──────── Available data
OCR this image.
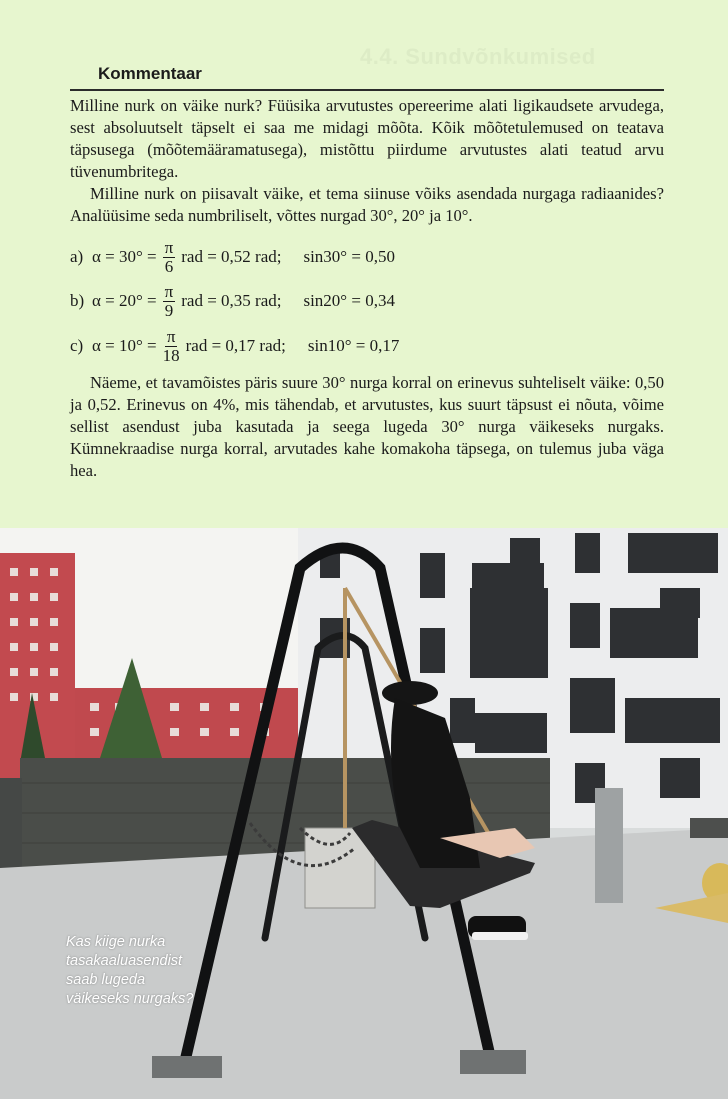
4.4. Sundvõnkumised
Kommentaar

Milline nurk on väike nurk? Füüsika arvutustes opereerime alati ligikaudsete arvudega, sest absoluutselt täpselt ei saa me midagi mõõta. Kõik mõõtetulemused on teatava täpsusega (mõõtemääramatusega), mistõttu piirdume arvutustes alati teatud arvu tüvenumbritega.

Milline nurk on piisavalt väike, et tema siinuse võiks asendada nurgaga radiaanides? Analüüsime seda numbriliselt, võttes nurgad 30°, 20° ja 10°.

a) $\alpha = 30^\circ = \frac{\pi}{6}$ rad = 0,52 rad; sin30° = 0,50
b) $\alpha = 20^\circ = \frac{\pi}{9}$ rad = 0,35 rad; sin20° = 0,34
c) $\alpha = 10^\circ = \frac{\pi}{18}$ rad = 0,17 rad; sin10° = 0,17

Näeme, et tavamõistes päris suure 30° nurga korral on erinevus suhteliselt väike: 0,50 ja 0,52. Erinevus on 4%, mis tähendab, et arvutustes, kus suurt täpsust ei nõuta, võime sellist asendust juba kasutada ja seega lugeda 30° nurga väikeseks nurgaks. Kümnekraadise nurga korral, arvutades kahe komakoha täpsega, on tulemus juba väga hea.

Kas kiige nurka tasakaaluasendist saab lugeda väikeseks nurgaks?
────────────────
Goal: Where a line in the entries holds "arvutustes", copy that line.

Reply:
Milline nurk on väike nurk? Füüsika arvutustes opereerime alati ligikaudsete arvudega, sest absoluutselt täpselt ei saa me midagi mõõta. Kõik mõõtetulemused on teatava täpsusega (mõõtemääramatusega), mistõttu piirdume arvutustes alati teatud arvu tüvenumbritega.
Näeme, et tavamõistes päris suure 30° nurga korral on erinevus suhteliselt väike: 0,50 ja 0,52. Erinevus on 4%, mis tähendab, et arvutustes, kus suurt täpsust ei nõuta, võime sellist asendust juba kasutada ja seega lugeda 30° nurga väikeseks nurgaks. Kümnekraadise nurga korral, arvutades kahe komakoha täpsega, on tulemus juba väga hea.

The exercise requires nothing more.